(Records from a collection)
————

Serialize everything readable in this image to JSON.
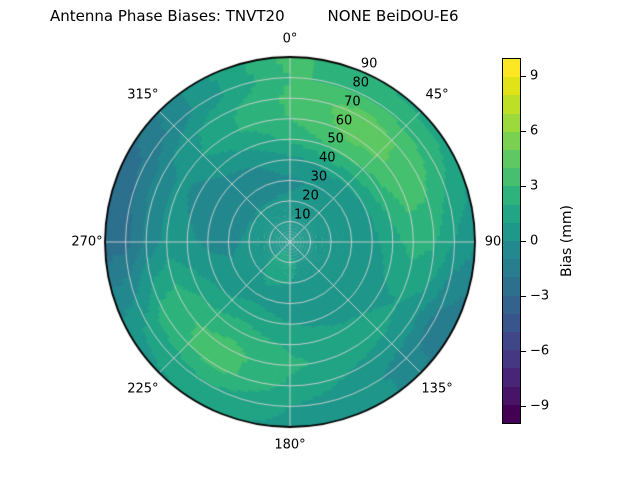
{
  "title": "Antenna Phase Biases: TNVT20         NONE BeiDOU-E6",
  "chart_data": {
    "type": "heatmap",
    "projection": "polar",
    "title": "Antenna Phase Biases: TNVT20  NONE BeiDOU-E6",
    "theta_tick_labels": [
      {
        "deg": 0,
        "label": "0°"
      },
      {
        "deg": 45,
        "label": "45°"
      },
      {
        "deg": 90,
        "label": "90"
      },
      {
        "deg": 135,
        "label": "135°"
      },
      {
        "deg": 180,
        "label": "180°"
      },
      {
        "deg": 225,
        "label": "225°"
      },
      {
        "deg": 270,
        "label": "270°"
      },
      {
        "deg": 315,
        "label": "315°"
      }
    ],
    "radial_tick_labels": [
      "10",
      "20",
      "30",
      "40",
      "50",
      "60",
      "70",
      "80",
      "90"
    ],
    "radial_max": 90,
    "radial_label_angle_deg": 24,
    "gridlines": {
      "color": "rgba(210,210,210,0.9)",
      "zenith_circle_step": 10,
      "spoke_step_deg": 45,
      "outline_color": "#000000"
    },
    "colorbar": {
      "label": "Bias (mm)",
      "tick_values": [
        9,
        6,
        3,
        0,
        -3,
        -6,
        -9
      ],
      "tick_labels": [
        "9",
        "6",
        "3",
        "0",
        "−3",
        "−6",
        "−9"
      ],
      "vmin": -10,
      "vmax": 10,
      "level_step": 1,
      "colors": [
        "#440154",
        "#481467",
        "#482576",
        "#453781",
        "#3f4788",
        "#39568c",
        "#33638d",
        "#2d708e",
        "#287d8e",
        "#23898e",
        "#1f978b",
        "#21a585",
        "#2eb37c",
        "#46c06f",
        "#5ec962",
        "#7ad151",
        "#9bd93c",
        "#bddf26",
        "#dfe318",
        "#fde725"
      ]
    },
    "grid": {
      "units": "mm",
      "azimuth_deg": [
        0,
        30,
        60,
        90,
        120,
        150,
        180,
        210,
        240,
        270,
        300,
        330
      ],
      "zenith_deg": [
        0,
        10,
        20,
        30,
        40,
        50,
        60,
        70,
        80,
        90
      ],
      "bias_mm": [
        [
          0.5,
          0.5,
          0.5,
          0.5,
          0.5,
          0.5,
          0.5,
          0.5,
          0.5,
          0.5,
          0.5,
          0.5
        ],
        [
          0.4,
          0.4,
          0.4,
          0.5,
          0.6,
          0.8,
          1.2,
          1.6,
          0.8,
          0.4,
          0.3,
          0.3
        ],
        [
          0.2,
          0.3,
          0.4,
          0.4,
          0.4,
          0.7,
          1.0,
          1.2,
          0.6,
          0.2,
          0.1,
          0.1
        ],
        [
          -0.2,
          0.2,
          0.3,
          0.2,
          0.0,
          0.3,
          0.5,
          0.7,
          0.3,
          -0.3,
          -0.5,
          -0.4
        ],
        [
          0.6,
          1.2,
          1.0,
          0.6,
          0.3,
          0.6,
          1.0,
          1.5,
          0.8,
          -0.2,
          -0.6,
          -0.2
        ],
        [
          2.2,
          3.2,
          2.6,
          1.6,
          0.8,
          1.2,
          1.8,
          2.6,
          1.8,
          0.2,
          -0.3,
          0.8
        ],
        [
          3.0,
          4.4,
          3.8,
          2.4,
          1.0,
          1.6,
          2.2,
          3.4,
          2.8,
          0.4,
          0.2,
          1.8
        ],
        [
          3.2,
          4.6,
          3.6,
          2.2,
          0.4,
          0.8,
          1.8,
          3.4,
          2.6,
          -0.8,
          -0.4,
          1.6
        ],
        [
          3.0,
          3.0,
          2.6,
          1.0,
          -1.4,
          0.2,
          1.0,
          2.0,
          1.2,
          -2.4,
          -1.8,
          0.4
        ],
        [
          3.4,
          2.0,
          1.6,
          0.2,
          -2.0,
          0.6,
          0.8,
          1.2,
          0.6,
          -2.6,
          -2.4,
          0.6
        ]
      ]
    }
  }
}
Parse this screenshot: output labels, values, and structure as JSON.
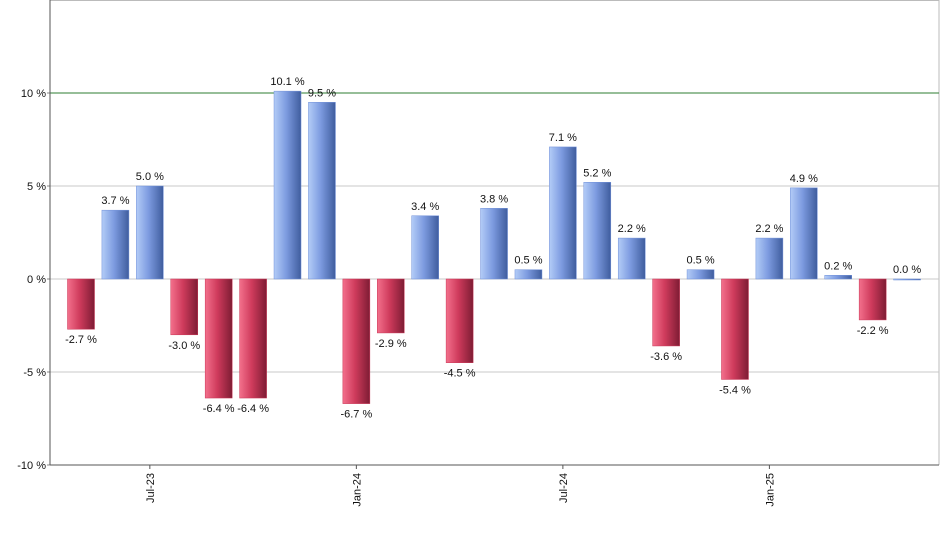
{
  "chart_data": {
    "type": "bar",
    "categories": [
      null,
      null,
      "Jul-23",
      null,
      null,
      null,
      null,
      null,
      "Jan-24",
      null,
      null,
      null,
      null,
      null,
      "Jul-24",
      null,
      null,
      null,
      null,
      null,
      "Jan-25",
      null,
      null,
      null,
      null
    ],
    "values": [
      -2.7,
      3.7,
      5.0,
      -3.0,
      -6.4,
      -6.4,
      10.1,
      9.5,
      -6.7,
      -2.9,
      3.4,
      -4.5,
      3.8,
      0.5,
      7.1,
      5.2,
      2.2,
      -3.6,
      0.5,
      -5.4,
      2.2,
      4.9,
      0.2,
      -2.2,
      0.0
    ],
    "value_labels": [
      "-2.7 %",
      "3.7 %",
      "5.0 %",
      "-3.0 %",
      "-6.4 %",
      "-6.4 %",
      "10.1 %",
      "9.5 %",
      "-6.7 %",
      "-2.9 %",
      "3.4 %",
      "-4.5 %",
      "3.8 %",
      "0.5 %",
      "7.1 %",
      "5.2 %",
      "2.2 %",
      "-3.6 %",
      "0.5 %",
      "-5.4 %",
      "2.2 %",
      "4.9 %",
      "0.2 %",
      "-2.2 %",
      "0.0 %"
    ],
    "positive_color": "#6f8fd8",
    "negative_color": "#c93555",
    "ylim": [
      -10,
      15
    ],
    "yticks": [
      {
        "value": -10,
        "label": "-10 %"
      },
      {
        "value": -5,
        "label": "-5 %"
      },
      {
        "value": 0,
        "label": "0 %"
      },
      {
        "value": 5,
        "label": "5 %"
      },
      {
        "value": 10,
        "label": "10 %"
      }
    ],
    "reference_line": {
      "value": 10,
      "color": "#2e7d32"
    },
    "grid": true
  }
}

————

- **Your task**
Using the records above, output their complete text exactly, minus any images.

- **Answer to this problem**
Serialize everything readable in this image to JSON.
{
  "title": "Antenna Phase Biases: TNVT20         NONE BeiDOU-E6",
  "chart_data": {
    "type": "heatmap",
    "projection": "polar",
    "title": "Antenna Phase Biases: TNVT20  NONE BeiDOU-E6",
    "theta_tick_labels": [
      {
        "deg": 0,
        "label": "0°"
      },
      {
        "deg": 45,
        "label": "45°"
      },
      {
        "deg": 90,
        "label": "90"
      },
      {
        "deg": 135,
        "label": "135°"
      },
      {
        "deg": 180,
        "label": "180°"
      },
      {
        "deg": 225,
        "label": "225°"
      },
      {
        "deg": 270,
        "label": "270°"
      },
      {
        "deg": 315,
        "label": "315°"
      }
    ],
    "radial_tick_labels": [
      "10",
      "20",
      "30",
      "40",
      "50",
      "60",
      "70",
      "80",
      "90"
    ],
    "radial_max": 90,
    "radial_label_angle_deg": 24,
    "gridlines": {
      "color": "rgba(210,210,210,0.9)",
      "zenith_circle_step": 10,
      "spoke_step_deg": 45,
      "outline_color": "#000000"
    },
    "colorbar": {
      "label": "Bias (mm)",
      "tick_values": [
        9,
        6,
        3,
        0,
        -3,
        -6,
        -9
      ],
      "tick_labels": [
        "9",
        "6",
        "3",
        "0",
        "−3",
        "−6",
        "−9"
      ],
      "vmin": -10,
      "vmax": 10,
      "level_step": 1,
      "colors": [
        "#440154",
        "#481467",
        "#482576",
        "#453781",
        "#3f4788",
        "#39568c",
        "#33638d",
        "#2d708e",
        "#287d8e",
        "#23898e",
        "#1f978b",
        "#21a585",
        "#2eb37c",
        "#46c06f",
        "#5ec962",
        "#7ad151",
        "#9bd93c",
        "#bddf26",
        "#dfe318",
        "#fde725"
      ]
    },
    "grid": {
      "units": "mm",
      "azimuth_deg": [
        0,
        30,
        60,
        90,
        120,
        150,
        180,
        210,
        240,
        270,
        300,
        330
      ],
      "zenith_deg": [
        0,
        10,
        20,
        30,
        40,
        50,
        60,
        70,
        80,
        90
      ],
      "bias_mm": [
        [
          0.5,
          0.5,
          0.5,
          0.5,
          0.5,
          0.5,
          0.5,
          0.5,
          0.5,
          0.5,
          0.5,
          0.5
        ],
        [
          0.4,
          0.4,
          0.4,
          0.5,
          0.6,
          0.8,
          1.2,
          1.6,
          0.8,
          0.4,
          0.3,
          0.3
        ],
        [
          0.2,
          0.3,
          0.4,
          0.4,
          0.4,
          0.7,
          1.0,
          1.2,
          0.6,
          0.2,
          0.1,
          0.1
        ],
        [
          -0.2,
          0.2,
          0.3,
          0.2,
          0.0,
          0.3,
          0.5,
          0.7,
          0.3,
          -0.3,
          -0.5,
          -0.4
        ],
        [
          0.6,
          1.2,
          1.0,
          0.6,
          0.3,
          0.6,
          1.0,
          1.5,
          0.8,
          -0.2,
          -0.6,
          -0.2
        ],
        [
          2.2,
          3.2,
          2.6,
          1.6,
          0.8,
          1.2,
          1.8,
          2.6,
          1.8,
          0.2,
          -0.3,
          0.8
        ],
        [
          3.0,
          4.4,
          3.8,
          2.4,
          1.0,
          1.6,
          2.2,
          3.4,
          2.8,
          0.4,
          0.2,
          1.8
        ],
        [
          3.2,
          4.6,
          3.6,
          2.2,
          0.4,
          0.8,
          1.8,
          3.4,
          2.6,
          -0.8,
          -0.4,
          1.6
        ],
        [
          3.0,
          3.0,
          2.6,
          1.0,
          -1.4,
          0.2,
          1.0,
          2.0,
          1.2,
          -2.4,
          -1.8,
          0.4
        ],
        [
          3.4,
          2.0,
          1.6,
          0.2,
          -2.0,
          0.6,
          0.8,
          1.2,
          0.6,
          -2.6,
          -2.4,
          0.6
        ]
      ]
    }
  }
}
Parse this screenshot: output labels, values, and structure as JSON.
{
  "chart_data": {
    "type": "bar",
    "categories": [
      null,
      null,
      "Jul-23",
      null,
      null,
      null,
      null,
      null,
      "Jan-24",
      null,
      null,
      null,
      null,
      null,
      "Jul-24",
      null,
      null,
      null,
      null,
      null,
      "Jan-25",
      null,
      null,
      null,
      null
    ],
    "values": [
      -2.7,
      3.7,
      5.0,
      -3.0,
      -6.4,
      -6.4,
      10.1,
      9.5,
      -6.7,
      -2.9,
      3.4,
      -4.5,
      3.8,
      0.5,
      7.1,
      5.2,
      2.2,
      -3.6,
      0.5,
      -5.4,
      2.2,
      4.9,
      0.2,
      -2.2,
      0.0
    ],
    "value_labels": [
      "-2.7 %",
      "3.7 %",
      "5.0 %",
      "-3.0 %",
      "-6.4 %",
      "-6.4 %",
      "10.1 %",
      "9.5 %",
      "-6.7 %",
      "-2.9 %",
      "3.4 %",
      "-4.5 %",
      "3.8 %",
      "0.5 %",
      "7.1 %",
      "5.2 %",
      "2.2 %",
      "-3.6 %",
      "0.5 %",
      "-5.4 %",
      "2.2 %",
      "4.9 %",
      "0.2 %",
      "-2.2 %",
      "0.0 %"
    ],
    "positive_color": "#6f8fd8",
    "negative_color": "#c93555",
    "ylim": [
      -10,
      15
    ],
    "yticks": [
      {
        "value": -10,
        "label": "-10 %"
      },
      {
        "value": -5,
        "label": "-5 %"
      },
      {
        "value": 0,
        "label": "0 %"
      },
      {
        "value": 5,
        "label": "5 %"
      },
      {
        "value": 10,
        "label": "10 %"
      }
    ],
    "reference_line": {
      "value": 10,
      "color": "#2e7d32"
    },
    "grid": true
  }
}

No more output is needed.